======== Given records ========

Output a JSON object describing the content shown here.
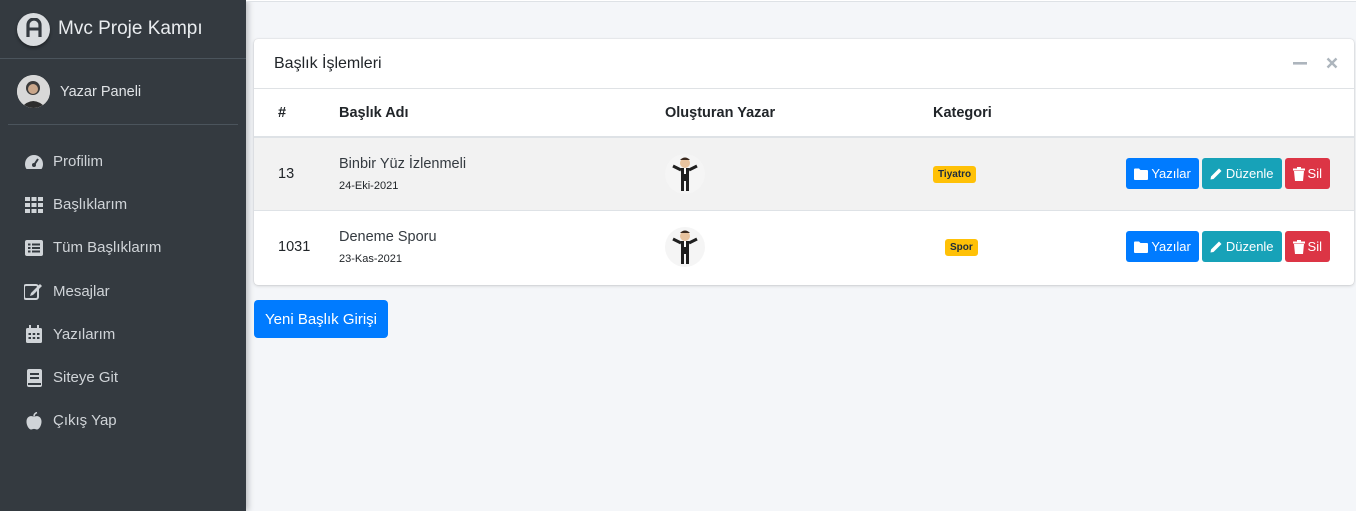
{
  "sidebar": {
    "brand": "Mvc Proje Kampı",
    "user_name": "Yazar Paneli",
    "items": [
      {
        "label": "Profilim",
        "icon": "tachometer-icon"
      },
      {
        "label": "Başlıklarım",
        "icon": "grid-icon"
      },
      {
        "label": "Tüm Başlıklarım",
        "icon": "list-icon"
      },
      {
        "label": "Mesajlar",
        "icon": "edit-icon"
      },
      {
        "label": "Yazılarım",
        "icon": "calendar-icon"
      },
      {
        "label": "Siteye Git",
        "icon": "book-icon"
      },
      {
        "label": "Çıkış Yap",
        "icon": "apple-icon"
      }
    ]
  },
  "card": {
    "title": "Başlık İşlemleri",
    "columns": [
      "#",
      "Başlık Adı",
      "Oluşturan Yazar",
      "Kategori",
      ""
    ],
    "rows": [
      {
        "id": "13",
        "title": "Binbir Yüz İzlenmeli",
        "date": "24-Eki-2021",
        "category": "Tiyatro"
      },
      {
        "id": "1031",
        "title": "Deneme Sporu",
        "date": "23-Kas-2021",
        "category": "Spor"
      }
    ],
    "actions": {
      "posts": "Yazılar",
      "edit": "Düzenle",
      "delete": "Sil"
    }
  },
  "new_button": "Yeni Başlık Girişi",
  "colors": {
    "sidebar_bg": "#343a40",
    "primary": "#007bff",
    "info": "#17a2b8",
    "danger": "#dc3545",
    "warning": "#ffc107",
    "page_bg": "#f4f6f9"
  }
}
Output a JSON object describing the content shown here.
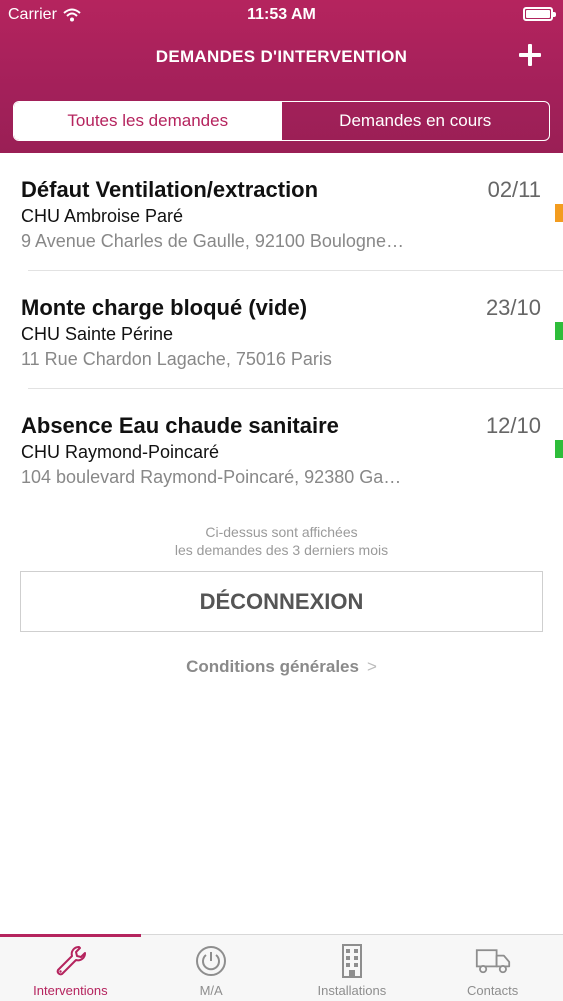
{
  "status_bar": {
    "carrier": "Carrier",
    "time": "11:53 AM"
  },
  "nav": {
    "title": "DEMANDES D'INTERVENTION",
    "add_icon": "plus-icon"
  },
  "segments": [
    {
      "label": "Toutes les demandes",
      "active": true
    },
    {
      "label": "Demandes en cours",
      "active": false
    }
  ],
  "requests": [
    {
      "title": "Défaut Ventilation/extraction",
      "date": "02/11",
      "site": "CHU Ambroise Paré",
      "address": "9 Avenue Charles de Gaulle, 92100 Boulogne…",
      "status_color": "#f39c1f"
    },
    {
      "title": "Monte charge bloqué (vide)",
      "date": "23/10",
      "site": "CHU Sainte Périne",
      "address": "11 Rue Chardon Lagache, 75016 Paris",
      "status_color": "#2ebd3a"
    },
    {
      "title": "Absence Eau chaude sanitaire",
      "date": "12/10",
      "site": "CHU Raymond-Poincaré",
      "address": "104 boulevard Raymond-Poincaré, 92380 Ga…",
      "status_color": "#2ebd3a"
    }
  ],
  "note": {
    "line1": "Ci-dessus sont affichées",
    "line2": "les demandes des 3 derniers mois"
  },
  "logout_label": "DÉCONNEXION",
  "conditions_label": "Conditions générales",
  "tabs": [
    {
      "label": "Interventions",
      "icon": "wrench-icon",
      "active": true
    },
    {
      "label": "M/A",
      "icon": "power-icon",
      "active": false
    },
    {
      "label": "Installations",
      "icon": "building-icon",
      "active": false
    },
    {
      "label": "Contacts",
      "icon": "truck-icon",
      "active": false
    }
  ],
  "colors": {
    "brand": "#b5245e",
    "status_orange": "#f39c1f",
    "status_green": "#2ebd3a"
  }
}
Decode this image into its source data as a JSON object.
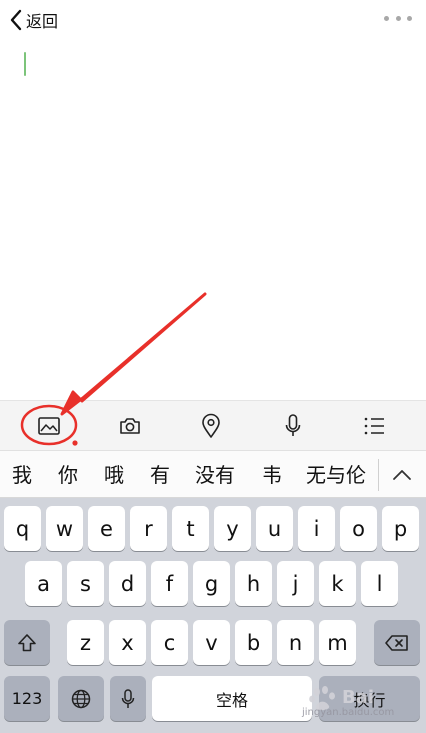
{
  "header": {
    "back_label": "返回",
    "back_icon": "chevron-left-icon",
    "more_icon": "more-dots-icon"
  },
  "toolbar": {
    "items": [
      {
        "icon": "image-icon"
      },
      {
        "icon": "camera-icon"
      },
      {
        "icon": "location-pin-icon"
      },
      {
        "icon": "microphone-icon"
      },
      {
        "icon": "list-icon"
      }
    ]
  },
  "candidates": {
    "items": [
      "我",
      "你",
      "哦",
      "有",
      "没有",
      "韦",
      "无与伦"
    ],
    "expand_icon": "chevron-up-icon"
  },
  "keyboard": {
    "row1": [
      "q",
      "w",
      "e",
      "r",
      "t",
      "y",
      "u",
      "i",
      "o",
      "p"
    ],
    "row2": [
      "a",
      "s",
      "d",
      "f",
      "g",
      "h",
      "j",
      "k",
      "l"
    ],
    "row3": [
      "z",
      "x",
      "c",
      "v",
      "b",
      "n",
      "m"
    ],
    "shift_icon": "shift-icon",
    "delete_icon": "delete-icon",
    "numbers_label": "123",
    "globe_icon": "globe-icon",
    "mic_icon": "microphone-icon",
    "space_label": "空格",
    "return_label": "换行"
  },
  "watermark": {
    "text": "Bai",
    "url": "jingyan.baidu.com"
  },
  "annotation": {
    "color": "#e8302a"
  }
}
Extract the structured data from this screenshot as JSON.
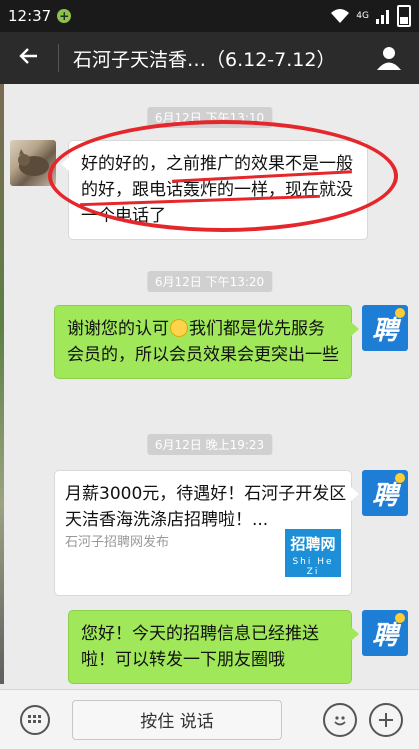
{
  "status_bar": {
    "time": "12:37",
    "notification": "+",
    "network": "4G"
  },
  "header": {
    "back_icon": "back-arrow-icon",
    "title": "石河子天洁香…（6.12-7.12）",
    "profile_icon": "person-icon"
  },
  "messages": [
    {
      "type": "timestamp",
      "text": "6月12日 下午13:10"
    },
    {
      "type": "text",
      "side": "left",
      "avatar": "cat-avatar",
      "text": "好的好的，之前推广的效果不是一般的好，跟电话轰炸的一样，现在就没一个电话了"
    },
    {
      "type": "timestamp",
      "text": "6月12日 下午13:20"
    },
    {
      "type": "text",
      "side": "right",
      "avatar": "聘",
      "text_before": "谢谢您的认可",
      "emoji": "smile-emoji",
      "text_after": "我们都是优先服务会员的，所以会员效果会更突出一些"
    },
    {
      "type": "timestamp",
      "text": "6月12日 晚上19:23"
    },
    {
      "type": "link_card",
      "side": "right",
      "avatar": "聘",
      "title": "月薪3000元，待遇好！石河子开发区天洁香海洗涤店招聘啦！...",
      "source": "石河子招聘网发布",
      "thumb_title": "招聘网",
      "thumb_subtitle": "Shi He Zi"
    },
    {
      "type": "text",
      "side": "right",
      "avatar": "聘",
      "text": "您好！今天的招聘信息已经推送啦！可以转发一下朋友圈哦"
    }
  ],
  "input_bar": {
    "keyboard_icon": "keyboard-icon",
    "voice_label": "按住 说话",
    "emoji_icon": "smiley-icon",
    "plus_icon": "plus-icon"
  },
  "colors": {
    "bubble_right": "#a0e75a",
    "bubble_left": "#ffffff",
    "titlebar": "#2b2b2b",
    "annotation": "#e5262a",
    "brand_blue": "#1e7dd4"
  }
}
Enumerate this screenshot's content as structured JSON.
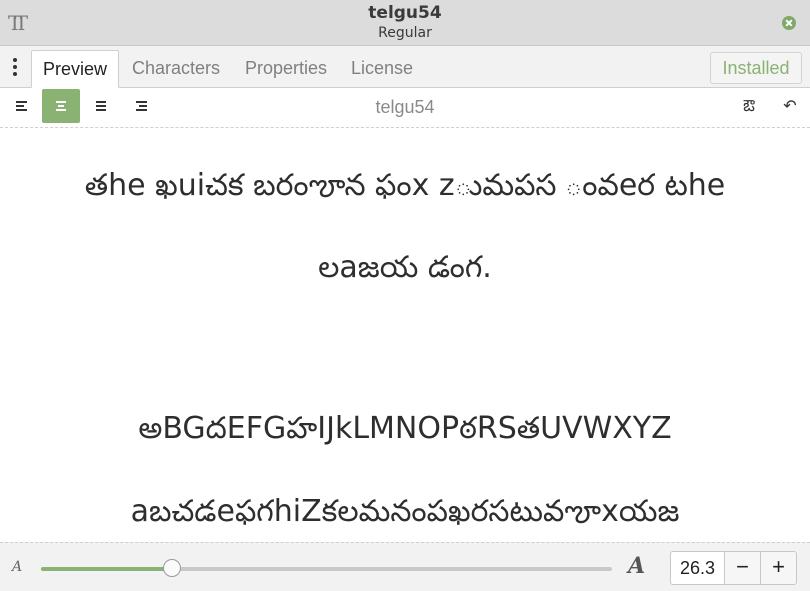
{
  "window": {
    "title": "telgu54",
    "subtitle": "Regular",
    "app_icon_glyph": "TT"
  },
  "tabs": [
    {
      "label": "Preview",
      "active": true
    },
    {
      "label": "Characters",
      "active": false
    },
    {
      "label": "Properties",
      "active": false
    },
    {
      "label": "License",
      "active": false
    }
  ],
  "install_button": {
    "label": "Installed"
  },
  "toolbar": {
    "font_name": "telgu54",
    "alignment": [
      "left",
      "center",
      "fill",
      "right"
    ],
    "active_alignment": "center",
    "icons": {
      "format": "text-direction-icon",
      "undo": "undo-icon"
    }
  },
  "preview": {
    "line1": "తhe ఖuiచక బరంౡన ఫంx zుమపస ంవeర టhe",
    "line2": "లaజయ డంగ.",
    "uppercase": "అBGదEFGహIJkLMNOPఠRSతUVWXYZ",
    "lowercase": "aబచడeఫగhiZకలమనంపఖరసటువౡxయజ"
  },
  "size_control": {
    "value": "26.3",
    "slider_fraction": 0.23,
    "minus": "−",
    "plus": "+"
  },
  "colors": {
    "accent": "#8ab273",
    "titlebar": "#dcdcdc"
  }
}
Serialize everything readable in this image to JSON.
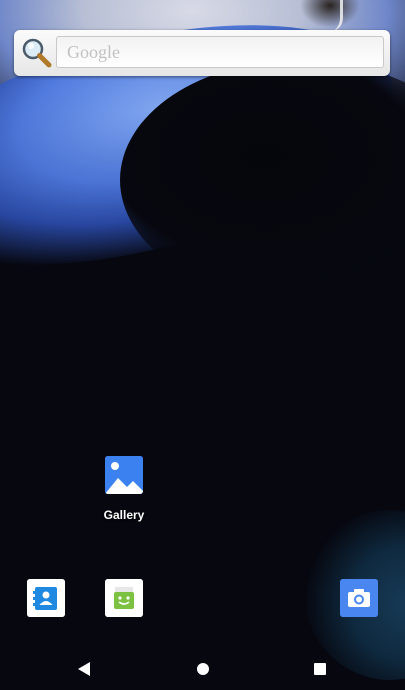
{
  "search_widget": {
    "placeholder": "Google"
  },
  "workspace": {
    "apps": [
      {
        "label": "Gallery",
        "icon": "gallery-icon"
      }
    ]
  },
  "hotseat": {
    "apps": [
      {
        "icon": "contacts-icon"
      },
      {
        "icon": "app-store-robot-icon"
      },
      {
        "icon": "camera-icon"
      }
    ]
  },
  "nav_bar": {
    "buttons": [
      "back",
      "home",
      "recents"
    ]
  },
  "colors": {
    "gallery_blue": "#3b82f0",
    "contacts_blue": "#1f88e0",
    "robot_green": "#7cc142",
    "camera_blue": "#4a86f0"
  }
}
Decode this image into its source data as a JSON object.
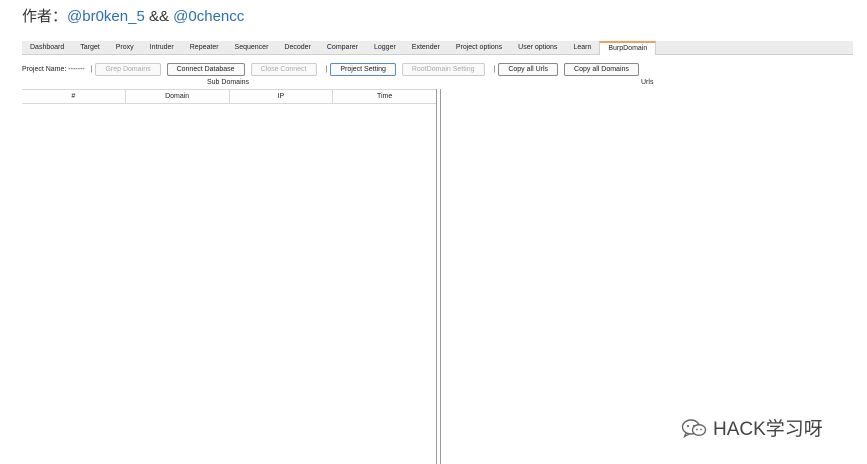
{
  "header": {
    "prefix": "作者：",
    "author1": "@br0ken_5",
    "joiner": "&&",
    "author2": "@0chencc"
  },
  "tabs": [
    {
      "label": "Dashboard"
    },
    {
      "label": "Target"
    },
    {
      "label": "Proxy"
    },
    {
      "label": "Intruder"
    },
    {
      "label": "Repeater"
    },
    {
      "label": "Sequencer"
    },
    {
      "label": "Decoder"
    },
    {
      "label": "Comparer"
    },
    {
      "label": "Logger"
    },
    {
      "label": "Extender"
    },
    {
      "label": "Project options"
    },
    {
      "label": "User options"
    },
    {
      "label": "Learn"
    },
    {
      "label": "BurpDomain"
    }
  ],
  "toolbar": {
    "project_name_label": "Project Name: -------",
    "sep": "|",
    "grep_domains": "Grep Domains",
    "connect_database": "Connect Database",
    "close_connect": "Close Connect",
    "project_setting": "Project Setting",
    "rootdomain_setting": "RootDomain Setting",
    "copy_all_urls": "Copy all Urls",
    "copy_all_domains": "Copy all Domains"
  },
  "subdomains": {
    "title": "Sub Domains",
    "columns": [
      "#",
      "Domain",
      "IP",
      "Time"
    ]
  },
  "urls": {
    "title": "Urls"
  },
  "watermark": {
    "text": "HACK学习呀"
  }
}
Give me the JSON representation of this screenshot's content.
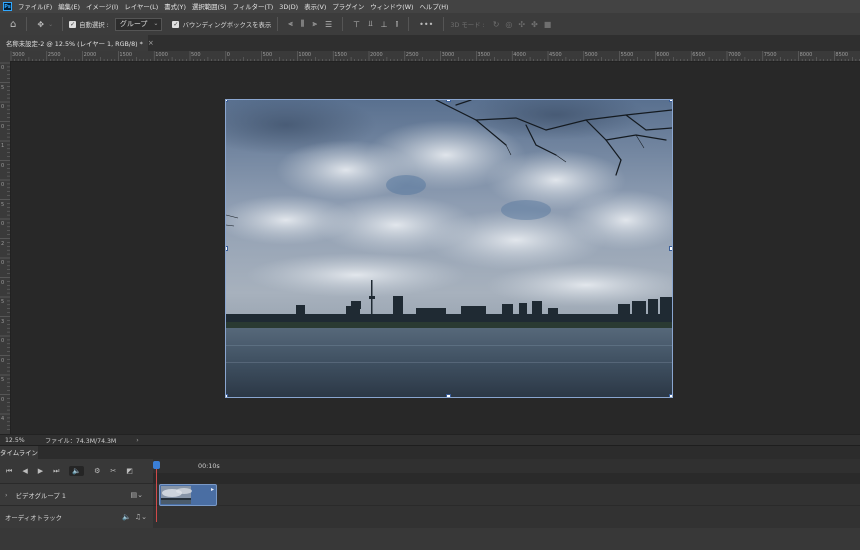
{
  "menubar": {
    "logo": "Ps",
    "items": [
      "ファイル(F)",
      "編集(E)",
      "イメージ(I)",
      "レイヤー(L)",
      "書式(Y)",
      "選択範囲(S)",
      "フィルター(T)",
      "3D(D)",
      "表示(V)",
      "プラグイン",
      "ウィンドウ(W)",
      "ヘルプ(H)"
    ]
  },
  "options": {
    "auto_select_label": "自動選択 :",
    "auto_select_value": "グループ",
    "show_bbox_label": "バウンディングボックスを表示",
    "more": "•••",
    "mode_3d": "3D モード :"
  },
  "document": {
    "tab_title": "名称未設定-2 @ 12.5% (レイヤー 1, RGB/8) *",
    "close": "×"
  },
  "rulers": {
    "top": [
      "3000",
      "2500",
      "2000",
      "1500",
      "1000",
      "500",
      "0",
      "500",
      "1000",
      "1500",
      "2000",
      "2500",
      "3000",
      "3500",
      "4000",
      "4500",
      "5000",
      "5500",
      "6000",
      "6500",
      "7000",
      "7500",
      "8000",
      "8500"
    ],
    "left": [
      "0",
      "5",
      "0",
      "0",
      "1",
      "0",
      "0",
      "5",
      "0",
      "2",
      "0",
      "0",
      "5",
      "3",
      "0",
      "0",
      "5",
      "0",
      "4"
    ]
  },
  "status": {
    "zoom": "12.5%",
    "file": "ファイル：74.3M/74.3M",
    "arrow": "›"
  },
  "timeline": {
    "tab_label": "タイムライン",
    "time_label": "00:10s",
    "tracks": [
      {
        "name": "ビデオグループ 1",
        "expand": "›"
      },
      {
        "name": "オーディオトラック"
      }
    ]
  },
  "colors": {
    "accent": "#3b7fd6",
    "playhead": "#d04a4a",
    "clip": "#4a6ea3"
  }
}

========

■ Exercise
State the number of lines in the data that include the string "Yazar", and add nothing else.

■ Output of the exercise
2